* [What you should do] Reproduce every entry that follows word for word, but omit the images.

* [Material for this exercise]
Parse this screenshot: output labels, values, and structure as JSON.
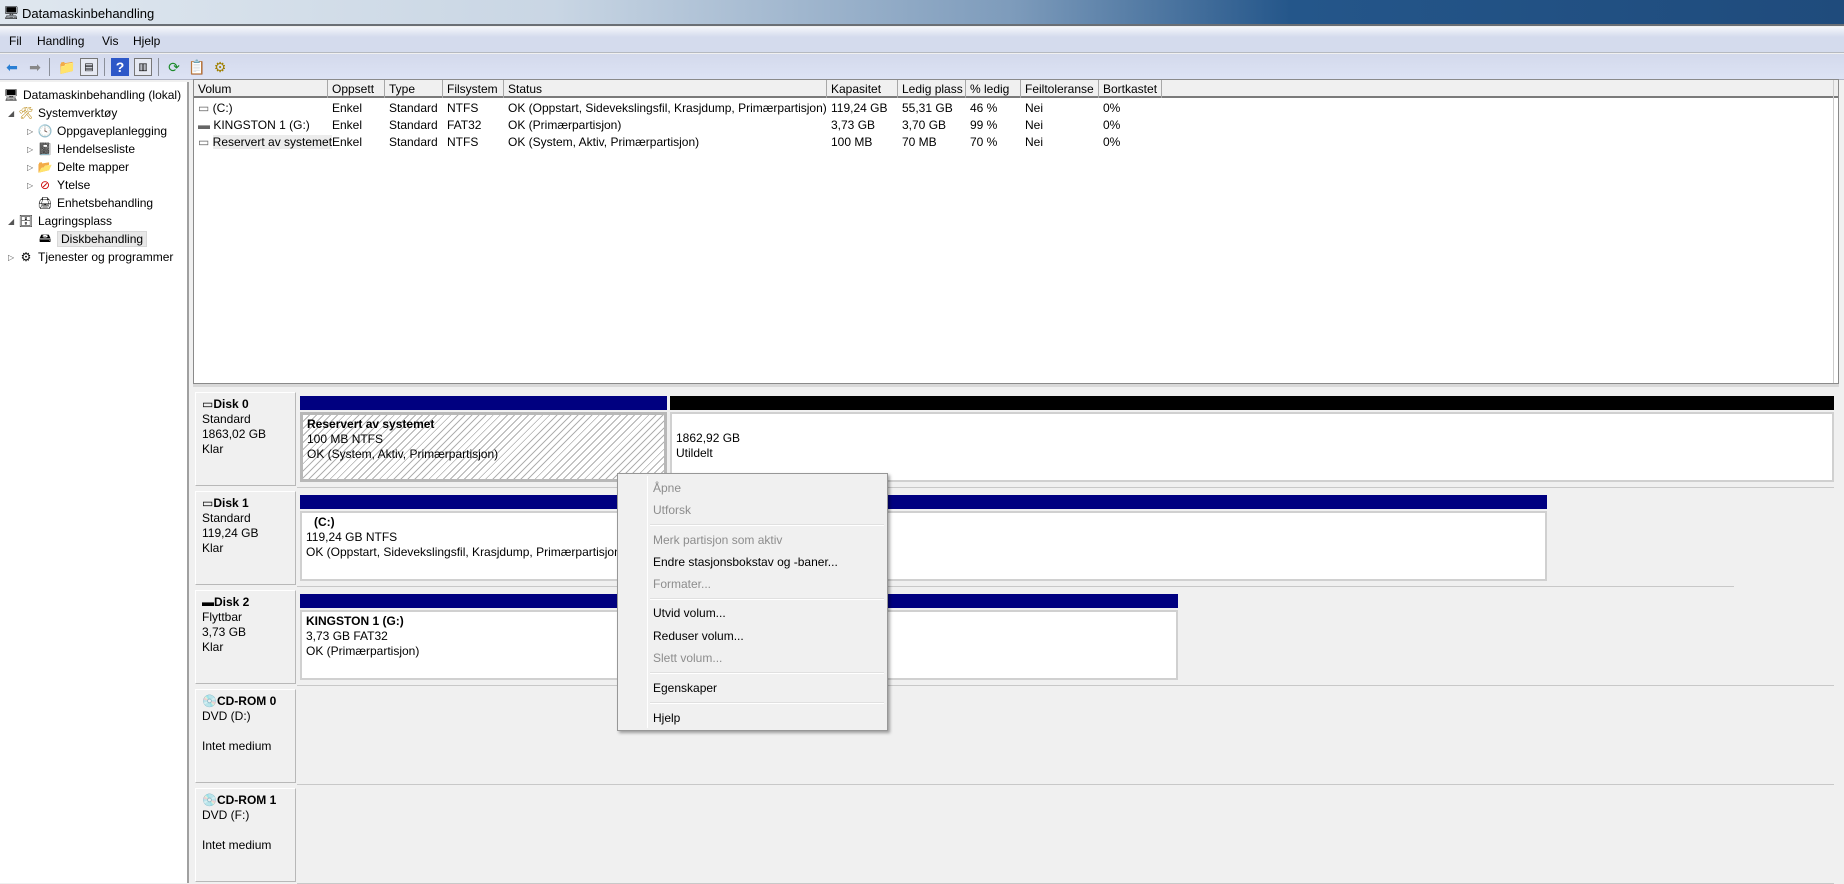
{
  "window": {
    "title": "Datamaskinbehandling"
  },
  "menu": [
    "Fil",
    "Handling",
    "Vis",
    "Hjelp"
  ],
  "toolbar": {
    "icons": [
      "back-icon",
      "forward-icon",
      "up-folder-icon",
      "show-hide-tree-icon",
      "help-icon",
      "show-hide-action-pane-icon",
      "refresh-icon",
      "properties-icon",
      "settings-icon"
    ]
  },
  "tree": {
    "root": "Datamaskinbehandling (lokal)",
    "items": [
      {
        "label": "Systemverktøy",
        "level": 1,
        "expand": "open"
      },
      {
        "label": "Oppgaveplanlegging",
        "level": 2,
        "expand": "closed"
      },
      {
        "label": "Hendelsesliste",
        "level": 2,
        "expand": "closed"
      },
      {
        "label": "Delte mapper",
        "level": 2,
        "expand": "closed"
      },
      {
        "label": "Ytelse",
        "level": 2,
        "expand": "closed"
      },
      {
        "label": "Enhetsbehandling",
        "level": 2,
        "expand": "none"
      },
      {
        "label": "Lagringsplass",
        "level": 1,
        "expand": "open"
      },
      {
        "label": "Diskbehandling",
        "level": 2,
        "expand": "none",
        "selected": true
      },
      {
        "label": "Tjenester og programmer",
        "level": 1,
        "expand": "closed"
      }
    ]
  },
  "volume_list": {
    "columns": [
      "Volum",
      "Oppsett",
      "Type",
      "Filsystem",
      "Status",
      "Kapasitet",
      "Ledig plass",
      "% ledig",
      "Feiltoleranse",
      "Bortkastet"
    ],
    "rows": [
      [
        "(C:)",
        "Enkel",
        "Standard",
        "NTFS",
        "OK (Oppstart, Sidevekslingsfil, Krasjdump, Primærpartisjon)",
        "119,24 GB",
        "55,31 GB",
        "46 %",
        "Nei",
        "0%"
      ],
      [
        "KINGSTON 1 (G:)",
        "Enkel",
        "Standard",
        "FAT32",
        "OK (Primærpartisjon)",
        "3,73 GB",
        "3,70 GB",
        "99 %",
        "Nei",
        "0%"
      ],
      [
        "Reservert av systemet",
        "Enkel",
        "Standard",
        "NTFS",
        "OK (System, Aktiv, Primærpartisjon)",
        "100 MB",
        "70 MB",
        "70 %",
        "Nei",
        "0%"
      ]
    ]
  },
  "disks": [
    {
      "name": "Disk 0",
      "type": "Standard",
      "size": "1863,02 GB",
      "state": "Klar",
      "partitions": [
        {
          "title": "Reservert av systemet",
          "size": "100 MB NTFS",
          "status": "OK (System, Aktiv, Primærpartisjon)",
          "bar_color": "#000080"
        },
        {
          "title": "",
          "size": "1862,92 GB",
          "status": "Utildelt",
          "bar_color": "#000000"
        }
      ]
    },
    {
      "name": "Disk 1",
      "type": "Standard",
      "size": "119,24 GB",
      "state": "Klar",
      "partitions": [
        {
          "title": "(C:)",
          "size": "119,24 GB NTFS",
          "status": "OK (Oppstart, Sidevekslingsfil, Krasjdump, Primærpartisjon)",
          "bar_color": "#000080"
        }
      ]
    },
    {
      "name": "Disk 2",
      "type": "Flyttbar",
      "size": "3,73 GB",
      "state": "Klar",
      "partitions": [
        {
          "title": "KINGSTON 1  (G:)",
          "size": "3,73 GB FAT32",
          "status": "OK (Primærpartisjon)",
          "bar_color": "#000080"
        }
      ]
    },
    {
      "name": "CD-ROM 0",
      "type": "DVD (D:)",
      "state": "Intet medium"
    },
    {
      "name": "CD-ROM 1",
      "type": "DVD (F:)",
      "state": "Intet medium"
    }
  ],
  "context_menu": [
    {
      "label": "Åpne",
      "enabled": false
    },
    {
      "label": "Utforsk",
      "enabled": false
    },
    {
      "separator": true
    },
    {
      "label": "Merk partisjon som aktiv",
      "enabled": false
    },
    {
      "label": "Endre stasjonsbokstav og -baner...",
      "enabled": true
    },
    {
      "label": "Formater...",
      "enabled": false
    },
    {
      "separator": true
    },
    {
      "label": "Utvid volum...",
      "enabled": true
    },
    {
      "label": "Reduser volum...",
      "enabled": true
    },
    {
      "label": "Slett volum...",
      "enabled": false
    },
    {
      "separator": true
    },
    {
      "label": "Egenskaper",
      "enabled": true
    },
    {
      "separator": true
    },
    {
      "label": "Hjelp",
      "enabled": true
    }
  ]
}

* [Written solution]
Parse this screenshot: output labels, values, and structure as JSON.
{
  "window": {
    "title": "Datamaskinbehandling"
  },
  "menu": [
    "Fil",
    "Handling",
    "Vis",
    "Hjelp"
  ],
  "toolbar": {
    "icons": [
      "back-icon",
      "forward-icon",
      "up-folder-icon",
      "show-hide-tree-icon",
      "help-icon",
      "show-hide-action-pane-icon",
      "refresh-icon",
      "properties-icon",
      "settings-icon"
    ]
  },
  "tree": {
    "root": "Datamaskinbehandling (lokal)",
    "items": [
      {
        "label": "Systemverktøy",
        "level": 1,
        "expand": "open"
      },
      {
        "label": "Oppgaveplanlegging",
        "level": 2,
        "expand": "closed"
      },
      {
        "label": "Hendelsesliste",
        "level": 2,
        "expand": "closed"
      },
      {
        "label": "Delte mapper",
        "level": 2,
        "expand": "closed"
      },
      {
        "label": "Ytelse",
        "level": 2,
        "expand": "closed"
      },
      {
        "label": "Enhetsbehandling",
        "level": 2,
        "expand": "none"
      },
      {
        "label": "Lagringsplass",
        "level": 1,
        "expand": "open"
      },
      {
        "label": "Diskbehandling",
        "level": 2,
        "expand": "none",
        "selected": true
      },
      {
        "label": "Tjenester og programmer",
        "level": 1,
        "expand": "closed"
      }
    ]
  },
  "volume_list": {
    "columns": [
      "Volum",
      "Oppsett",
      "Type",
      "Filsystem",
      "Status",
      "Kapasitet",
      "Ledig plass",
      "% ledig",
      "Feiltoleranse",
      "Bortkastet"
    ],
    "rows": [
      [
        "(C:)",
        "Enkel",
        "Standard",
        "NTFS",
        "OK (Oppstart, Sidevekslingsfil, Krasjdump, Primærpartisjon)",
        "119,24 GB",
        "55,31 GB",
        "46 %",
        "Nei",
        "0%"
      ],
      [
        "KINGSTON 1 (G:)",
        "Enkel",
        "Standard",
        "FAT32",
        "OK (Primærpartisjon)",
        "3,73 GB",
        "3,70 GB",
        "99 %",
        "Nei",
        "0%"
      ],
      [
        "Reservert av systemet",
        "Enkel",
        "Standard",
        "NTFS",
        "OK (System, Aktiv, Primærpartisjon)",
        "100 MB",
        "70 MB",
        "70 %",
        "Nei",
        "0%"
      ]
    ]
  },
  "disks": [
    {
      "name": "Disk 0",
      "type": "Standard",
      "size": "1863,02 GB",
      "state": "Klar",
      "partitions": [
        {
          "title": "Reservert av systemet",
          "size": "100 MB NTFS",
          "status": "OK (System, Aktiv, Primærpartisjon)",
          "bar_color": "#000080"
        },
        {
          "title": "",
          "size": "1862,92 GB",
          "status": "Utildelt",
          "bar_color": "#000000"
        }
      ]
    },
    {
      "name": "Disk 1",
      "type": "Standard",
      "size": "119,24 GB",
      "state": "Klar",
      "partitions": [
        {
          "title": "(C:)",
          "size": "119,24 GB NTFS",
          "status": "OK (Oppstart, Sidevekslingsfil, Krasjdump, Primærpartisjon)",
          "bar_color": "#000080"
        }
      ]
    },
    {
      "name": "Disk 2",
      "type": "Flyttbar",
      "size": "3,73 GB",
      "state": "Klar",
      "partitions": [
        {
          "title": "KINGSTON 1  (G:)",
          "size": "3,73 GB FAT32",
          "status": "OK (Primærpartisjon)",
          "bar_color": "#000080"
        }
      ]
    },
    {
      "name": "CD-ROM 0",
      "type": "DVD (D:)",
      "state": "Intet medium"
    },
    {
      "name": "CD-ROM 1",
      "type": "DVD (F:)",
      "state": "Intet medium"
    }
  ],
  "context_menu": [
    {
      "label": "Åpne",
      "enabled": false
    },
    {
      "label": "Utforsk",
      "enabled": false
    },
    {
      "separator": true
    },
    {
      "label": "Merk partisjon som aktiv",
      "enabled": false
    },
    {
      "label": "Endre stasjonsbokstav og -baner...",
      "enabled": true
    },
    {
      "label": "Formater...",
      "enabled": false
    },
    {
      "separator": true
    },
    {
      "label": "Utvid volum...",
      "enabled": true
    },
    {
      "label": "Reduser volum...",
      "enabled": true
    },
    {
      "label": "Slett volum...",
      "enabled": false
    },
    {
      "separator": true
    },
    {
      "label": "Egenskaper",
      "enabled": true
    },
    {
      "separator": true
    },
    {
      "label": "Hjelp",
      "enabled": true
    }
  ]
}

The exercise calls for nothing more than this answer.